**SHORT TASK**
Copy all lines holding the word "before" from the entries.

(Figure contents as structured data)
:::
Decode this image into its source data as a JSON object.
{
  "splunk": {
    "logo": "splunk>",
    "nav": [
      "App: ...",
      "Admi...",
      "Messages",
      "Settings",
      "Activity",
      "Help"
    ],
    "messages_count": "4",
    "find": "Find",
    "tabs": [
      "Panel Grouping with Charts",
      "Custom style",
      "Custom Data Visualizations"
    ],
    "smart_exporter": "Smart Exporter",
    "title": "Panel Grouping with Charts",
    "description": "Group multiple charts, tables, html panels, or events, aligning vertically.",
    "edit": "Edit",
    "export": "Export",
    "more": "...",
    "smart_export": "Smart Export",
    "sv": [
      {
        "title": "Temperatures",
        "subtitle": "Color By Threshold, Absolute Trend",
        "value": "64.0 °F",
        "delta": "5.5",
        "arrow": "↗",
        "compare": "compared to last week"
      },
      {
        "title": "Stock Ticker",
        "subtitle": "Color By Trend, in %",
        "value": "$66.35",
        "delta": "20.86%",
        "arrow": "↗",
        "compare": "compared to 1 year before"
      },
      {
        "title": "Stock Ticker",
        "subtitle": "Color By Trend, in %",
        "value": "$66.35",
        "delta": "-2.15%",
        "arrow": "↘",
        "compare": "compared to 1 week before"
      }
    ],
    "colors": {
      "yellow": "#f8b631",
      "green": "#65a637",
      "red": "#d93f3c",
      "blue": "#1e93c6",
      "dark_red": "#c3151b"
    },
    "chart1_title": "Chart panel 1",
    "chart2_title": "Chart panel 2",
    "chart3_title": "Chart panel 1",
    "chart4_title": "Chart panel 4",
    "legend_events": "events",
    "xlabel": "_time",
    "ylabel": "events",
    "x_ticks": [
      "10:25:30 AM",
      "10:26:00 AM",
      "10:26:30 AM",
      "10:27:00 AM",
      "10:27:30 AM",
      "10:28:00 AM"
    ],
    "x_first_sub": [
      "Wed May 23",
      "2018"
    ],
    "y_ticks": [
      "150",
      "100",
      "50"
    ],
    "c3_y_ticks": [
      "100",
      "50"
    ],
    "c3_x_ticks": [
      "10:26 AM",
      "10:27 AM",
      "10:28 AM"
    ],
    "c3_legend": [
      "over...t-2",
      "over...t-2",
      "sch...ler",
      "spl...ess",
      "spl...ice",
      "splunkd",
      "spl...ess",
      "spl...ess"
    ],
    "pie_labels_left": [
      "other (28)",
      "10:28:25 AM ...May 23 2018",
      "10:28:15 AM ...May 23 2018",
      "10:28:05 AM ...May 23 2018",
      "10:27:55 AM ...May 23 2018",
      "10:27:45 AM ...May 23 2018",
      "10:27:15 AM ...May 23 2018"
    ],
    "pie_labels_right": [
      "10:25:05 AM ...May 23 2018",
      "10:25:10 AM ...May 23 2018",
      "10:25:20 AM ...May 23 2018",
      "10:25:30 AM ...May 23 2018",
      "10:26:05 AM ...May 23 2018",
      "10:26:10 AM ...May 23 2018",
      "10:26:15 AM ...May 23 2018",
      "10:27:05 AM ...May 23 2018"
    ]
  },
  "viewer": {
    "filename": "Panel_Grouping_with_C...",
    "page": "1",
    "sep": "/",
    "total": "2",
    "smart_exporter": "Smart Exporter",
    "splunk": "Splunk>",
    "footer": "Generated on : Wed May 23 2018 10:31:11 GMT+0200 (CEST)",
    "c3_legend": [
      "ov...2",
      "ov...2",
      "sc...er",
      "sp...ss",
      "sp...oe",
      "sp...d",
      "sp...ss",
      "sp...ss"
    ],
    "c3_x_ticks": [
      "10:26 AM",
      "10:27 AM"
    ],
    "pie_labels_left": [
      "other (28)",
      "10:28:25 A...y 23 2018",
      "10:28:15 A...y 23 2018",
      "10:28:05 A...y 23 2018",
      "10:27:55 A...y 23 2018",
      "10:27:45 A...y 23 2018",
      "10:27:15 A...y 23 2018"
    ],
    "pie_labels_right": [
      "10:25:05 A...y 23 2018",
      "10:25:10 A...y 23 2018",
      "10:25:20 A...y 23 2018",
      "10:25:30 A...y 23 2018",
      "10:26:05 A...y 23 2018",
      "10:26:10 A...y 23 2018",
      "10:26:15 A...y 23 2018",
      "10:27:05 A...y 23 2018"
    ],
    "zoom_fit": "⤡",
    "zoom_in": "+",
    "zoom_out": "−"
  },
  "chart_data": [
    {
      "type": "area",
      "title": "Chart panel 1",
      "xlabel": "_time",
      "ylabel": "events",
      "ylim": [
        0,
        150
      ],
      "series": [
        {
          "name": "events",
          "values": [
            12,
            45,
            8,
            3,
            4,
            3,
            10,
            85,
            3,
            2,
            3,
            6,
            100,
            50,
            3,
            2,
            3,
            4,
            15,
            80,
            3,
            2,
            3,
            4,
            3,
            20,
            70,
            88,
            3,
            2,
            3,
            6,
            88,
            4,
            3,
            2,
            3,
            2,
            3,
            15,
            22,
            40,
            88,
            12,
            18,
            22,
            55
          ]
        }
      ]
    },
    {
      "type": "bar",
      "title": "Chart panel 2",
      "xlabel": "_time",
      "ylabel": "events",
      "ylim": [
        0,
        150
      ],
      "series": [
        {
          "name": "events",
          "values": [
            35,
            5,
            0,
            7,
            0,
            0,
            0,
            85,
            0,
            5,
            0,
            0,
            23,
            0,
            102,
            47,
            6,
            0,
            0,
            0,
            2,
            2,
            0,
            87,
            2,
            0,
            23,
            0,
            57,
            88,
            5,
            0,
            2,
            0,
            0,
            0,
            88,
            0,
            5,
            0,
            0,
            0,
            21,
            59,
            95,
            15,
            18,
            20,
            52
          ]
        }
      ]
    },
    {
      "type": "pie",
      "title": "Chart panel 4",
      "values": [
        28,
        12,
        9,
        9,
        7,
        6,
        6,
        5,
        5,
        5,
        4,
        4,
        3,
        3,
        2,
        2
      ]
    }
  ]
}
:::
**SOLVED PROBLEM**
        "compare": "compared to 1 year before"
        "compare": "compared to 1 week before"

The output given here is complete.